* Requirement: Give the number of lines that hold the string "title". Nothing else is needed.

* Dataset listings of figures:
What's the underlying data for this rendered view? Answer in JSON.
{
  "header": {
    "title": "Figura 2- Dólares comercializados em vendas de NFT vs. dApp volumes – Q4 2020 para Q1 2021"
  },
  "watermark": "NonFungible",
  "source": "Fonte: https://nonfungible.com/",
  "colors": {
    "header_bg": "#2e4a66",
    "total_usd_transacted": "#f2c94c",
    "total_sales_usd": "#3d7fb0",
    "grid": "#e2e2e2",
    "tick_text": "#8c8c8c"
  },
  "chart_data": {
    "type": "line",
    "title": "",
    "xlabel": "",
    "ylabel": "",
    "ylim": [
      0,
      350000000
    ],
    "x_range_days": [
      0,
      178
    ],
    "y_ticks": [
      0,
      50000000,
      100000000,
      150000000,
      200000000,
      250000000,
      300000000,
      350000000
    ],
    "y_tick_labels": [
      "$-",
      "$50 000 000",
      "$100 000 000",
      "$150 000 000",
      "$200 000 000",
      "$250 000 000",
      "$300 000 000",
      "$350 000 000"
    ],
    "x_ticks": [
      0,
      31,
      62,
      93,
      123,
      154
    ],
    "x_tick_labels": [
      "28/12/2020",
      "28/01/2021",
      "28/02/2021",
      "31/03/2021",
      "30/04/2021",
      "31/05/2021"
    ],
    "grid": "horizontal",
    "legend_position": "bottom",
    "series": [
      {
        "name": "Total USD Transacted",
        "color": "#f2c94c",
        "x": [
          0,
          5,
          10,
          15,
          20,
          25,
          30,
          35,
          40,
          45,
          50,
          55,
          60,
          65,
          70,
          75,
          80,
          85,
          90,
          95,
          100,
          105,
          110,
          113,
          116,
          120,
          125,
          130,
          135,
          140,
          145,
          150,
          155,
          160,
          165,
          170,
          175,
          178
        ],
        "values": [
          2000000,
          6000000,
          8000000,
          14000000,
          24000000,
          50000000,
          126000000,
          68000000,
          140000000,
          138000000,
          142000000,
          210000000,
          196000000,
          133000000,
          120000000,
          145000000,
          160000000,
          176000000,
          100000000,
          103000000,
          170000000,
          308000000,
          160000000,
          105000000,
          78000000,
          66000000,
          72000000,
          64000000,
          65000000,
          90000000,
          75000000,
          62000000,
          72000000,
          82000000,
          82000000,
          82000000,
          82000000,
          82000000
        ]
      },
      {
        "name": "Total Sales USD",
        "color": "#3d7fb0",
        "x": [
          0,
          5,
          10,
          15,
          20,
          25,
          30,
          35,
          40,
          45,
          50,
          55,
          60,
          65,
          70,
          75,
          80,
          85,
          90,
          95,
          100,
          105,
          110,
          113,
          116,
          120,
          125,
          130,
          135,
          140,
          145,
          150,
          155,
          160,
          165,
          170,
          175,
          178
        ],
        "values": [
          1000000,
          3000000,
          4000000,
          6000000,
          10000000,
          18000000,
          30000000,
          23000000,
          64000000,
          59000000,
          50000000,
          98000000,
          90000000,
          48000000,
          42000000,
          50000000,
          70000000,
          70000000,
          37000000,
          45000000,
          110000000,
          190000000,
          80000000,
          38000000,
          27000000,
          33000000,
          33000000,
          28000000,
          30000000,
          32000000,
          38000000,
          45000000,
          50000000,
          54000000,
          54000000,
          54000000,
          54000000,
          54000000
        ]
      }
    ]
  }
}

* Complete response: 2